__Saved entries__
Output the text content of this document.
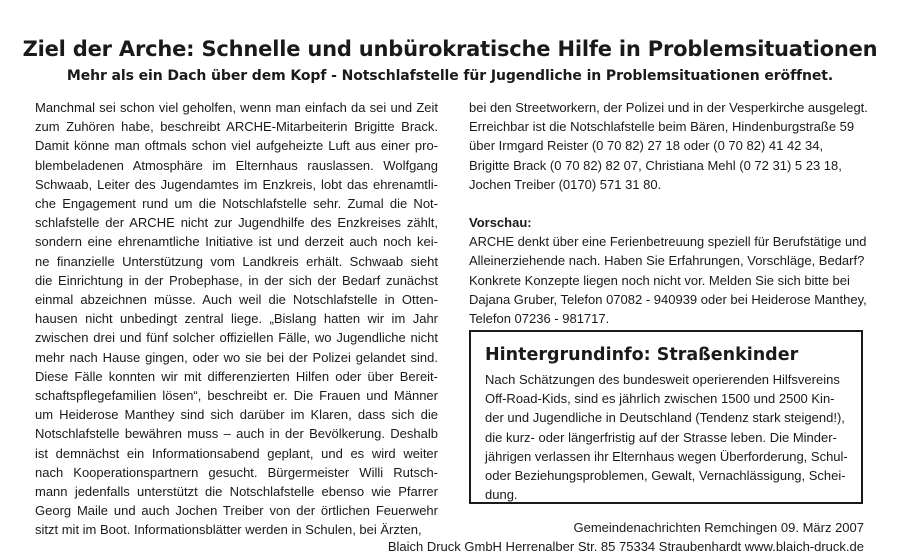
Ziel der Arche: Schnelle und unbürokratische Hilfe in Problemsituationen
Mehr als ein Dach über dem Kopf - Notschlafstelle für Jugendliche in Problemsituationen eröffnet.
Manchmal sei schon viel geholfen, wenn man einfach da sei und Zeit
zum Zuhören habe, beschreibt ARCHE-Mitarbeiterin Brigitte Brack.
Damit könne man oftmals schon viel aufgeheizte Luft aus einer pro-
blembeladenen Atmosphäre im Elternhaus rauslassen. Wolfgang
Schwaab, Leiter des Jugendamtes im Enzkreis, lobt das ehrenamtli-
che Engagement rund um die Notschlafstelle sehr. Zumal die Not-
schlafstelle der ARCHE nicht zur Jugendhilfe des Enzkreises zählt,
sondern eine ehrenamtliche Initiative ist und derzeit auch noch kei-
ne finanzielle Unterstützung vom Landkreis erhält. Schwaab sieht
die Einrichtung in der Probephase, in der sich der Bedarf zunächst
einmal abzeichnen müsse. Auch weil die Notschlafstelle in Otten-
hausen nicht unbedingt zentral liege. „Bislang hatten wir im Jahr
zwischen drei und fünf solcher offiziellen Fälle, wo Jugendliche nicht
mehr nach Hause gingen, oder wo sie bei der Polizei gelandet sind.
Diese Fälle konnten wir mit differenzierten Hilfen oder über Bereit-
schaftspflegefamilien lösen“, beschreibt er. Die Frauen und Männer
um Heiderose Manthey sind sich darüber im Klaren, dass sich die
Notschlafstelle bewähren muss – auch in der Bevölkerung. Deshalb
ist demnächst ein Informationsabend geplant, und es wird weiter
nach Kooperationspartnern gesucht. Bürgermeister Willi Rutsch-
mann jedenfalls unterstützt die Notschlafstelle ebenso wie Pfarrer
Georg Maile und auch Jochen Treiber von der örtlichen Feuerwehr
sitzt mit im Boot. Informationsblätter werden in Schulen, bei Ärzten,
bei den Streetworkern, der Polizei und in der Vesperkirche ausgelegt.
Erreichbar ist die Notschlafstelle beim Bären, Hindenburgstraße 59
über Irmgard Reister (0 70 82) 27 18 oder (0 70 82) 41 42 34,
Brigitte Brack (0 70 82) 82 07, Christiana Mehl (0 72 31) 5 23 18,
Jochen Treiber (0170) 571 31 80.
Vorschau:
ARCHE denkt über eine Ferienbetreuung speziell für Berufstätige und
Alleinerziehende nach. Haben Sie Erfahrungen, Vorschläge, Bedarf?
Konkrete Konzepte liegen noch nicht vor. Melden Sie sich bitte bei
Dajana Gruber, Telefon 07082 - 940939 oder bei Heiderose Manthey,
Telefon 07236 - 981717.
Hintergrundinfo: Straßenkinder
Nach Schätzungen des bundesweit operierenden Hilfsvereins
Off-Road-Kids, sind es jährlich zwischen 1500 und 2500 Kin-
der und Jugendliche in Deutschland (Tendenz stark steigend!),
die kurz- oder längerfristig auf der Strasse leben. Die Minder-
jährigen verlassen ihr Elternhaus wegen Überforderung, Schul-
oder Beziehungsproblemen, Gewalt, Vernachlässigung, Schei-
dung.
Gemeindenachrichten Remchingen 09. März 2007
Blaich Druck GmbH Herrenalber Str. 85 75334 Straubenhardt www.blaich-druck.de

__Description of the task__
Go through the records above and copy every line with the word "zwischen".

__Full output__
zwischen drei und fünf solcher offiziellen Fälle, wo Jugendliche nicht
Off-Road-Kids, sind es jährlich zwischen 1500 und 2500 Kin-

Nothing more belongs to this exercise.